Directions
Report how many lines hold the word "Guaca"; answer with the number alone.

(Collected data entries)
_ _ _ _
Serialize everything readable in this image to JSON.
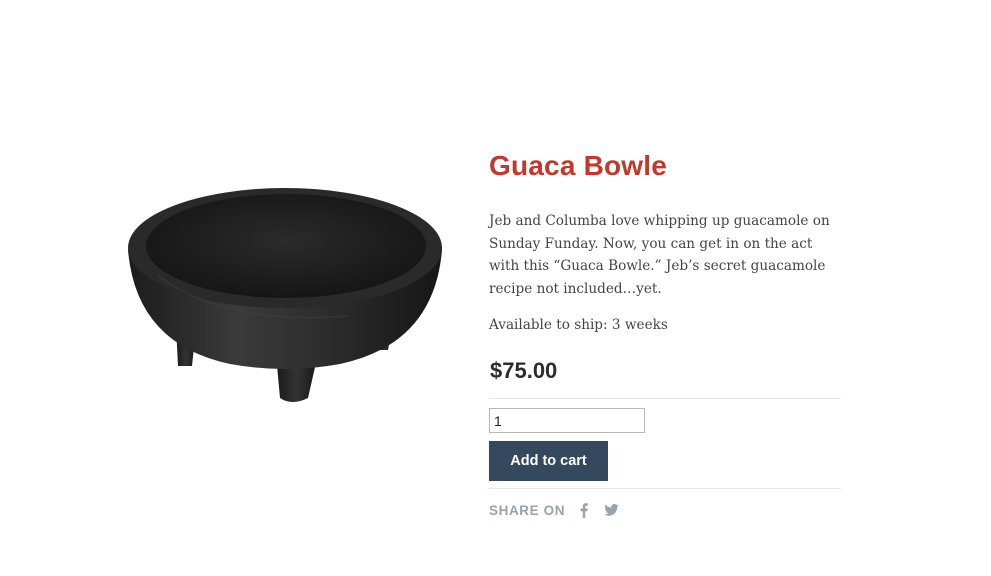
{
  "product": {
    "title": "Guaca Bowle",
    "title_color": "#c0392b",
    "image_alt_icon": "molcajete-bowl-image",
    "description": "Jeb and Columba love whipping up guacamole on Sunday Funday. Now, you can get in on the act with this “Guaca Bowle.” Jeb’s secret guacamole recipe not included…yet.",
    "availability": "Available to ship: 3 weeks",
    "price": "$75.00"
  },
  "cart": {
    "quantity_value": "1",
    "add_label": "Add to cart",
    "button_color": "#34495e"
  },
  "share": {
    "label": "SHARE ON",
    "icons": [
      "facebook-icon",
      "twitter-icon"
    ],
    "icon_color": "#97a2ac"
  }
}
_ _ _ _
Output for this task
2